# Task material start
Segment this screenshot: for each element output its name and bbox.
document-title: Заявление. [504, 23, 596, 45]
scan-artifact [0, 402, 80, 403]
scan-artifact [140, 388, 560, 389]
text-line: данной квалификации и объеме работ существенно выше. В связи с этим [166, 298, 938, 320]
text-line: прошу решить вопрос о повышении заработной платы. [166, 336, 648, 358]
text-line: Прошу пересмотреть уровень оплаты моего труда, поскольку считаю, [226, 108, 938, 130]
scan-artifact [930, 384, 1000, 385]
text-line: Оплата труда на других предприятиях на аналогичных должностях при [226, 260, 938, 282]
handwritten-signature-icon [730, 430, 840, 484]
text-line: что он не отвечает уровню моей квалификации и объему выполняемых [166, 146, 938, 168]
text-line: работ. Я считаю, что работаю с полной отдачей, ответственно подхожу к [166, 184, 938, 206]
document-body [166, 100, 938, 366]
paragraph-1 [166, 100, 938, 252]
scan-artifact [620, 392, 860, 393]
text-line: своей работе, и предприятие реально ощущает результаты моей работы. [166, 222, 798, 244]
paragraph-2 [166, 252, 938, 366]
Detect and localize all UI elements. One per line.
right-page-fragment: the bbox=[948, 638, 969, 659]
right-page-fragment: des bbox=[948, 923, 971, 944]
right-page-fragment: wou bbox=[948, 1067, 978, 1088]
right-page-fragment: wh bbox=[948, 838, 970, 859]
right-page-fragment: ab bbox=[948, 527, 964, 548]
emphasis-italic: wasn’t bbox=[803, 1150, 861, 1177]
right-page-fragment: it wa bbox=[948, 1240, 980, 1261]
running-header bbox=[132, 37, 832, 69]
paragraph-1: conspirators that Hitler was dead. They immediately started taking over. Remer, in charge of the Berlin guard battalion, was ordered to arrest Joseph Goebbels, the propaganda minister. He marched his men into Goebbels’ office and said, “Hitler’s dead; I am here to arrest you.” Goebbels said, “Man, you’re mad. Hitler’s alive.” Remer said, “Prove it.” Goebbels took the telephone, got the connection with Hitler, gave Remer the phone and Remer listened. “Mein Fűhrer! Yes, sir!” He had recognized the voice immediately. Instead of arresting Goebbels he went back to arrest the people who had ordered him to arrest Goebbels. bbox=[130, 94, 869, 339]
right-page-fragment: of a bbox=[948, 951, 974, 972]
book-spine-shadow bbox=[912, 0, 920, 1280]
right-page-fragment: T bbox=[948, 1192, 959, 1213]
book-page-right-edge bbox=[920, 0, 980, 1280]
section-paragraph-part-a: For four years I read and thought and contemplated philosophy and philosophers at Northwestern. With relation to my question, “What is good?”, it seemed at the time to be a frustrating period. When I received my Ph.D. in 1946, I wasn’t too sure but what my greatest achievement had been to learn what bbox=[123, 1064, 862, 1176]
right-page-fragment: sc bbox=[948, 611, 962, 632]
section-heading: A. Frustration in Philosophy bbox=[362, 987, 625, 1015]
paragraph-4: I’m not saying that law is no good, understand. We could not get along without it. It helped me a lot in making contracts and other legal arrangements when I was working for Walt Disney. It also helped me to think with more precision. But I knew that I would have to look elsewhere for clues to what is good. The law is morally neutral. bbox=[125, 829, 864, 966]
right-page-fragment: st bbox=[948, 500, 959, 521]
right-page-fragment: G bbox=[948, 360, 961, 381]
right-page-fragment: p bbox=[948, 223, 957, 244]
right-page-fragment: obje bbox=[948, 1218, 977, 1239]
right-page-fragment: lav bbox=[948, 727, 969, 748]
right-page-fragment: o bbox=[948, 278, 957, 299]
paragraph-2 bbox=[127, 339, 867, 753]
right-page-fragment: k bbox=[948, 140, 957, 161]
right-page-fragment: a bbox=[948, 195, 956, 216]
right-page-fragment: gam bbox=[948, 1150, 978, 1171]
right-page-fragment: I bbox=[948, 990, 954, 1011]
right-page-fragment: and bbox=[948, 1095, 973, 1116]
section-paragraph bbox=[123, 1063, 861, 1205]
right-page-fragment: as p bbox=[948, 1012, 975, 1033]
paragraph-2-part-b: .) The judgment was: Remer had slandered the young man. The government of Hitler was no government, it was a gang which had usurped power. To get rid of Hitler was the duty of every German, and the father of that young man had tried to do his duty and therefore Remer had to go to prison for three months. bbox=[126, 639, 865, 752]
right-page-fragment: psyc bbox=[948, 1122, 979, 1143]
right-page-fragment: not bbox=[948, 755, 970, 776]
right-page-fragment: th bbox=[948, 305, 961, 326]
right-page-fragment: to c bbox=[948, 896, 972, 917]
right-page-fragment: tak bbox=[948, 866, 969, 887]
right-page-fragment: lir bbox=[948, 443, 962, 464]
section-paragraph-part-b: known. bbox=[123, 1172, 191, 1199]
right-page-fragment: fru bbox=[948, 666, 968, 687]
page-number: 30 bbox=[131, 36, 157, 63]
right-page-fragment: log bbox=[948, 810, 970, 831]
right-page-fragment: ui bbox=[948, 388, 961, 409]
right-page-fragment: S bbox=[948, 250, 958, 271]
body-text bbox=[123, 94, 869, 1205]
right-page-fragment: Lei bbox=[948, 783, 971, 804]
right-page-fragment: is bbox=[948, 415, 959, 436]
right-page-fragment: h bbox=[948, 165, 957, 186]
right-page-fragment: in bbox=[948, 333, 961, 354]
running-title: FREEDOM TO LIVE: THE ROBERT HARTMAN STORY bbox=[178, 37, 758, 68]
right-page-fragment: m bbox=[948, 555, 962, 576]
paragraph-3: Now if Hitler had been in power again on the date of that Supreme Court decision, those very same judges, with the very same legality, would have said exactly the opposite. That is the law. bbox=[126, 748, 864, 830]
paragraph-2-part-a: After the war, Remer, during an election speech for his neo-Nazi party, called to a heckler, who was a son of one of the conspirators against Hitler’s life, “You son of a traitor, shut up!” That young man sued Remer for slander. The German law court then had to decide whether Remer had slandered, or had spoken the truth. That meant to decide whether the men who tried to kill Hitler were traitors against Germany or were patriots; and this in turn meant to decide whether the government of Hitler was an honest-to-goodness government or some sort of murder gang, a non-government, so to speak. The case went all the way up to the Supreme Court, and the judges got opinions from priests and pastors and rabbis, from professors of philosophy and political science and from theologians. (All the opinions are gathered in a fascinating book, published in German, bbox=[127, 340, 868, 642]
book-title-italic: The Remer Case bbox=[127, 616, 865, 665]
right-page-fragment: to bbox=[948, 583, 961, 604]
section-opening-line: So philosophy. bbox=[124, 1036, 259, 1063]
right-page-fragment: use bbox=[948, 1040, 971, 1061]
# Task material end
▸ **Set problem**: Print every line of the items above again, character for character, keeping their original order.

▸ **Response**:
Segment this screenshot: for each element output its name and bbox.
document-title: Заявление. [504, 23, 596, 45]
scan-artifact [0, 402, 80, 403]
scan-artifact [140, 388, 560, 389]
text-line: данной квалификации и объеме работ существенно выше. В связи с этим [166, 298, 938, 320]
text-line: прошу решить вопрос о повышении заработной платы. [166, 336, 648, 358]
text-line: Прошу пересмотреть уровень оплаты моего труда, поскольку считаю, [226, 108, 938, 130]
scan-artifact [930, 384, 1000, 385]
text-line: Оплата труда на других предприятиях на аналогичных должностях при [226, 260, 938, 282]
handwritten-signature-icon [730, 430, 840, 484]
text-line: что он не отвечает уровню моей квалификации и объему выполняемых [166, 146, 938, 168]
text-line: работ. Я считаю, что работаю с полной отдачей, ответственно подхожу к [166, 184, 938, 206]
document-body [166, 100, 938, 366]
paragraph-1 [166, 100, 938, 252]
scan-artifact [620, 392, 860, 393]
text-line: своей работе, и предприятие реально ощущает результаты моей работы. [166, 222, 798, 244]
paragraph-2 [166, 252, 938, 366]
Detect and localize all UI elements. One per line.
right-page-fragment: the bbox=[948, 638, 969, 659]
right-page-fragment: des bbox=[948, 923, 971, 944]
right-page-fragment: wou bbox=[948, 1067, 978, 1088]
right-page-fragment: wh bbox=[948, 838, 970, 859]
right-page-fragment: ab bbox=[948, 527, 964, 548]
emphasis-italic: wasn’t bbox=[803, 1150, 861, 1177]
right-page-fragment: it wa bbox=[948, 1240, 980, 1261]
running-header bbox=[132, 37, 832, 69]
paragraph-1: conspirators that Hitler was dead. They immediately started taking over. Remer, in charge of the Berlin guard battalion, was ordered to arrest Joseph Goebbels, the propaganda minister. He marched his men into Goebbels’ office and said, “Hitler’s dead; I am here to arrest you.” Goebbels said, “Man, you’re mad. Hitler’s alive.” Remer said, “Prove it.” Goebbels took the telephone, got the connection with Hitler, gave Remer the phone and Remer listened. “Mein Fűhrer! Yes, sir!” He had recognized the voice immediately. Instead of arresting Goebbels he went back to arrest the people who had ordered him to arrest Goebbels. bbox=[130, 94, 869, 339]
right-page-fragment: of a bbox=[948, 951, 974, 972]
book-spine-shadow bbox=[912, 0, 920, 1280]
right-page-fragment: T bbox=[948, 1192, 959, 1213]
book-page-right-edge bbox=[920, 0, 980, 1280]
section-paragraph-part-a: For four years I read and thought and contemplated philosophy and philosophers at Northwestern. With relation to my question, “What is good?”, it seemed at the time to be a frustrating period. When I received my Ph.D. in 1946, I wasn’t too sure but what my greatest achievement had been to learn what bbox=[123, 1064, 862, 1176]
right-page-fragment: sc bbox=[948, 611, 962, 632]
section-heading: A. Frustration in Philosophy bbox=[362, 987, 625, 1015]
paragraph-4: I’m not saying that law is no good, understand. We could not get along without it. It helped me a lot in making contracts and other legal arrangements when I was working for Walt Disney. It also helped me to think with more precision. But I knew that I would have to look elsewhere for clues to what is good. The law is morally neutral. bbox=[125, 829, 864, 966]
right-page-fragment: st bbox=[948, 500, 959, 521]
right-page-fragment: G bbox=[948, 360, 961, 381]
right-page-fragment: p bbox=[948, 223, 957, 244]
right-page-fragment: obje bbox=[948, 1218, 977, 1239]
right-page-fragment: lav bbox=[948, 727, 969, 748]
right-page-fragment: o bbox=[948, 278, 957, 299]
paragraph-2 bbox=[127, 339, 867, 753]
right-page-fragment: k bbox=[948, 140, 957, 161]
right-page-fragment: a bbox=[948, 195, 956, 216]
right-page-fragment: gam bbox=[948, 1150, 978, 1171]
right-page-fragment: I bbox=[948, 990, 954, 1011]
right-page-fragment: and bbox=[948, 1095, 973, 1116]
section-paragraph bbox=[123, 1063, 861, 1205]
right-page-fragment: as p bbox=[948, 1012, 975, 1033]
paragraph-2-part-b: .) The judgment was: Remer had slandered the young man. The government of Hitler was no government, it was a gang which had usurped power. To get rid of Hitler was the duty of every German, and the father of that young man had tried to do his duty and therefore Remer had to go to prison for three months. bbox=[126, 639, 865, 752]
right-page-fragment: psyc bbox=[948, 1122, 979, 1143]
right-page-fragment: not bbox=[948, 755, 970, 776]
right-page-fragment: th bbox=[948, 305, 961, 326]
right-page-fragment: to c bbox=[948, 896, 972, 917]
right-page-fragment: tak bbox=[948, 866, 969, 887]
right-page-fragment: lir bbox=[948, 443, 962, 464]
section-paragraph-part-b: known. bbox=[123, 1172, 191, 1199]
right-page-fragment: fru bbox=[948, 666, 968, 687]
page-number: 30 bbox=[131, 36, 157, 63]
right-page-fragment: log bbox=[948, 810, 970, 831]
right-page-fragment: ui bbox=[948, 388, 961, 409]
right-page-fragment: S bbox=[948, 250, 958, 271]
body-text bbox=[123, 94, 869, 1205]
right-page-fragment: Lei bbox=[948, 783, 971, 804]
right-page-fragment: is bbox=[948, 415, 959, 436]
right-page-fragment: h bbox=[948, 165, 957, 186]
right-page-fragment: in bbox=[948, 333, 961, 354]
running-title: FREEDOM TO LIVE: THE ROBERT HARTMAN STORY bbox=[178, 37, 758, 68]
right-page-fragment: m bbox=[948, 555, 962, 576]
paragraph-3: Now if Hitler had been in power again on the date of that Supreme Court decision, those very same judges, with the very same legality, would have said exactly the opposite. That is the law. bbox=[126, 748, 864, 830]
paragraph-2-part-a: After the war, Remer, during an election speech for his neo-Nazi party, called to a heckler, who was a son of one of the conspirators against Hitler’s life, “You son of a traitor, shut up!” That young man sued Remer for slander. The German law court then had to decide whether Remer had slandered, or had spoken the truth. That meant to decide whether the men who tried to kill Hitler were traitors against Germany or were patriots; and this in turn meant to decide whether the government of Hitler was an honest-to-goodness government or some sort of murder gang, a non-government, so to speak. The case went all the way up to the Supreme Court, and the judges got opinions from priests and pastors and rabbis, from professors of philosophy and political science and from theologians. (All the opinions are gathered in a fascinating book, published in German, bbox=[127, 340, 868, 642]
book-title-italic: The Remer Case bbox=[127, 616, 865, 665]
right-page-fragment: to bbox=[948, 583, 961, 604]
section-opening-line: So philosophy. bbox=[124, 1036, 259, 1063]
right-page-fragment: use bbox=[948, 1040, 971, 1061]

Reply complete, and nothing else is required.